TO BE DONE:
Tally the lines in the listing below that include "title". Answer with the count and nothing more.

RECORD LIST:
# # # # #

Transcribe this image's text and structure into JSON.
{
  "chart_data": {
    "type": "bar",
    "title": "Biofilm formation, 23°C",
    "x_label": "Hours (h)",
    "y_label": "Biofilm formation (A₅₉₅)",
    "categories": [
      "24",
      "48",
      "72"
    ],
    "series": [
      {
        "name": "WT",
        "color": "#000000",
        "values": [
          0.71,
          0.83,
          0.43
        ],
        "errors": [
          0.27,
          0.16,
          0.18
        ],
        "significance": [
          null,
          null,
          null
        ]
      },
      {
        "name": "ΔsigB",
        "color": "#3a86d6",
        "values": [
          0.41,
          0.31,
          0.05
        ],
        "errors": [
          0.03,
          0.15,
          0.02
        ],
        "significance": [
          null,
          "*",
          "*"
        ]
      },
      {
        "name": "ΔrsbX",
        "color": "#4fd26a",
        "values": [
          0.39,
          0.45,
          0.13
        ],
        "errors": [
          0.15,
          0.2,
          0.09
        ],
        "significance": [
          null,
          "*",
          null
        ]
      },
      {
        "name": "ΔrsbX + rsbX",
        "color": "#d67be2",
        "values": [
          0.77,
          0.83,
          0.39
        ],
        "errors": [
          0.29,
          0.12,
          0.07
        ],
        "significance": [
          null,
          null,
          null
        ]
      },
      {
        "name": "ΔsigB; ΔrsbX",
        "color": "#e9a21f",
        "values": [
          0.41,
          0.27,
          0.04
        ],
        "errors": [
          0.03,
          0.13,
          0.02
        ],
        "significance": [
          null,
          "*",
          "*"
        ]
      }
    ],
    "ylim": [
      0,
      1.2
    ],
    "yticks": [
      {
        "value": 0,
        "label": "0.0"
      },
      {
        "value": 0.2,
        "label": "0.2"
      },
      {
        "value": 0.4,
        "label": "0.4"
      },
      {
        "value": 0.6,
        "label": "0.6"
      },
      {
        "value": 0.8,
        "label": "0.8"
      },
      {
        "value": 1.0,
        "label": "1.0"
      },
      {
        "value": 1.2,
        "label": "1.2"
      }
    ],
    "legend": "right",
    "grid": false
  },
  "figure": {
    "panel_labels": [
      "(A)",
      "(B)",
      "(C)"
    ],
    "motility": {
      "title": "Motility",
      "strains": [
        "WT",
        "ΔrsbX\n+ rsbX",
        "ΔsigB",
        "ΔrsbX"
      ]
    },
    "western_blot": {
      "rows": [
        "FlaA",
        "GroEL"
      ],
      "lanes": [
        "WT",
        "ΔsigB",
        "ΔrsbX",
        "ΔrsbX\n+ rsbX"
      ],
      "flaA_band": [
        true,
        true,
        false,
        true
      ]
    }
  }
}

# # # # #

ANSWER TO THIS PROBLEM:
2